§ Task goal
Return all of the lines below exactly as they are.

§ Supplied information
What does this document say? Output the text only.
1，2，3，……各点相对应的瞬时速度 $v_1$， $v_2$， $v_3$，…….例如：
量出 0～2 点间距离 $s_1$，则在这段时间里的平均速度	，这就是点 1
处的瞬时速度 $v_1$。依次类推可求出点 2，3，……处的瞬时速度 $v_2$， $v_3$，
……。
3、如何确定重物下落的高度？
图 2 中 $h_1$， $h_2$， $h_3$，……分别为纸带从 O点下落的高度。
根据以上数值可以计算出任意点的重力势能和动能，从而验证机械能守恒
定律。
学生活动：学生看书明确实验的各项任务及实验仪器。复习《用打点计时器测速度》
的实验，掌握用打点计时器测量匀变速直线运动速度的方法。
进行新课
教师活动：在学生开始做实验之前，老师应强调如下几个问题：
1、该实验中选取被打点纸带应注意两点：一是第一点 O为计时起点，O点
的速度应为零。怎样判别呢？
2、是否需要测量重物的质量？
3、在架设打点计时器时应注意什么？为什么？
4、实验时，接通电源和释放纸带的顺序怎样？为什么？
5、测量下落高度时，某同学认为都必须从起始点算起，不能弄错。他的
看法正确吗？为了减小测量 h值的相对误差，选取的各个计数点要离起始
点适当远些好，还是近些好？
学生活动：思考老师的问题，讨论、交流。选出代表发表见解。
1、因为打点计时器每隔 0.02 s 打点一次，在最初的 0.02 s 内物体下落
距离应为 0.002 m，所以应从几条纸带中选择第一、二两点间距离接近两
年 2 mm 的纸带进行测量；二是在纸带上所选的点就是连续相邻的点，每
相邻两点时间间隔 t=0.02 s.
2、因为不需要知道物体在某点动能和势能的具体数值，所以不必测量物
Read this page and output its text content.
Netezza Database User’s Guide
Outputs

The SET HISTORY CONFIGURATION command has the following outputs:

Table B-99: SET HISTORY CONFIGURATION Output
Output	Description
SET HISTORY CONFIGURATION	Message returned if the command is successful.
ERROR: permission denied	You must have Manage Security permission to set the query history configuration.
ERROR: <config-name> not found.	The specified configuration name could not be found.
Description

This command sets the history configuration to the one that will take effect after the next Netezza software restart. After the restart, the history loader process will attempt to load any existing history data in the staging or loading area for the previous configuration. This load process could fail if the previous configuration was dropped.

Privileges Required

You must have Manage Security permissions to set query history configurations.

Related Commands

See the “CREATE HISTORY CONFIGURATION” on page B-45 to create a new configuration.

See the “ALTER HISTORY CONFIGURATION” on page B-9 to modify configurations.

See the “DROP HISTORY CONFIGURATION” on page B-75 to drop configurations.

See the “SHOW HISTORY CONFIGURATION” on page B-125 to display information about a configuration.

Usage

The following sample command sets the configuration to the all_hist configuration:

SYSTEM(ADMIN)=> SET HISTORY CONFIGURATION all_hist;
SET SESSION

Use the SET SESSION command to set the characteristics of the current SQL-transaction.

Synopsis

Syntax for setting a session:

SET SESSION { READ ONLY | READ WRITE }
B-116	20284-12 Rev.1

§ Worked answer
What does this document say? Output the text only.
1，2，3，……各点相对应的瞬时速度 $v_1$， $v_2$， $v_3$，…….例如：
量出 0～2 点间距离 $s_1$，则在这段时间里的平均速度	，这就是点 1
处的瞬时速度 $v_1$。依次类推可求出点 2，3，……处的瞬时速度 $v_2$， $v_3$，
……。
3、如何确定重物下落的高度？
图 2 中 $h_1$， $h_2$， $h_3$，……分别为纸带从 O点下落的高度。
根据以上数值可以计算出任意点的重力势能和动能，从而验证机械能守恒
定律。
学生活动：学生看书明确实验的各项任务及实验仪器。复习《用打点计时器测速度》
的实验，掌握用打点计时器测量匀变速直线运动速度的方法。
进行新课
教师活动：在学生开始做实验之前，老师应强调如下几个问题：
1、该实验中选取被打点纸带应注意两点：一是第一点 O为计时起点，O点
的速度应为零。怎样判别呢？
2、是否需要测量重物的质量？
3、在架设打点计时器时应注意什么？为什么？
4、实验时，接通电源和释放纸带的顺序怎样？为什么？
5、测量下落高度时，某同学认为都必须从起始点算起，不能弄错。他的
看法正确吗？为了减小测量 h值的相对误差，选取的各个计数点要离起始
点适当远些好，还是近些好？
学生活动：思考老师的问题，讨论、交流。选出代表发表见解。
1、因为打点计时器每隔 0.02 s 打点一次，在最初的 0.02 s 内物体下落
距离应为 0.002 m，所以应从几条纸带中选择第一、二两点间距离接近两
年 2 mm 的纸带进行测量；二是在纸带上所选的点就是连续相邻的点，每
相邻两点时间间隔 t=0.02 s.
2、因为不需要知道物体在某点动能和势能的具体数值，所以不必测量物
Read this page and output its text content.
Netezza Database User’s Guide
Outputs

The SET HISTORY CONFIGURATION command has the following outputs:

Table B-99: SET HISTORY CONFIGURATION Output
Output	Description
SET HISTORY CONFIGURATION	Message returned if the command is successful.
ERROR: permission denied	You must have Manage Security permission to set the query history configuration.
ERROR: <config-name> not found.	The specified configuration name could not be found.
Description

This command sets the history configuration to the one that will take effect after the next Netezza software restart. After the restart, the history loader process will attempt to load any existing history data in the staging or loading area for the previous configuration. This load process could fail if the previous configuration was dropped.

Privileges Required

You must have Manage Security permissions to set query history configurations.

Related Commands

See the “CREATE HISTORY CONFIGURATION” on page B-45 to create a new configuration.

See the “ALTER HISTORY CONFIGURATION” on page B-9 to modify configurations.

See the “DROP HISTORY CONFIGURATION” on page B-75 to drop configurations.

See the “SHOW HISTORY CONFIGURATION” on page B-125 to display information about a configuration.

Usage

The following sample command sets the configuration to the all_hist configuration:

SYSTEM(ADMIN)=> SET HISTORY CONFIGURATION all_hist;
SET SESSION

Use the SET SESSION command to set the characteristics of the current SQL-transaction.

Synopsis

Syntax for setting a session:

SET SESSION { READ ONLY | READ WRITE }
B-116	20284-12 Rev.1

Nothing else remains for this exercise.